## Begin RECORDS SHOWN
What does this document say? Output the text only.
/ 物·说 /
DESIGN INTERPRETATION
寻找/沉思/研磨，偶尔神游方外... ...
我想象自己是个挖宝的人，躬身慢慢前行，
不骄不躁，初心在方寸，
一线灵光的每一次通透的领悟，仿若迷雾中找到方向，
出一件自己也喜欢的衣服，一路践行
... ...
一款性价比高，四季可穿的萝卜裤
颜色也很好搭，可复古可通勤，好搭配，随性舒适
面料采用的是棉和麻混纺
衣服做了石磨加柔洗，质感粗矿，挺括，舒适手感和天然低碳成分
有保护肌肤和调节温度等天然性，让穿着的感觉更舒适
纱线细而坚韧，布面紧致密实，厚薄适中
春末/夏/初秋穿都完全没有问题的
## End RECORDS SHOWN
→ SHORT PROBLEM
Please reproduce every line of the material word for word.

→ RESPONSE TO THE EXERCISE
What does this document say? Output the text only.
/ 物·说 /
DESIGN INTERPRETATION
寻找/沉思/研磨，偶尔神游方外... ...
我想象自己是个挖宝的人，躬身慢慢前行，
不骄不躁，初心在方寸，
一线灵光的每一次通透的领悟，仿若迷雾中找到方向，
出一件自己也喜欢的衣服，一路践行
... ...
一款性价比高，四季可穿的萝卜裤
颜色也很好搭，可复古可通勤，好搭配，随性舒适
面料采用的是棉和麻混纺
衣服做了石磨加柔洗，质感粗矿，挺括，舒适手感和天然低碳成分
有保护肌肤和调节温度等天然性，让穿着的感觉更舒适
纱线细而坚韧，布面紧致密实，厚薄适中
春末/夏/初秋穿都完全没有问题的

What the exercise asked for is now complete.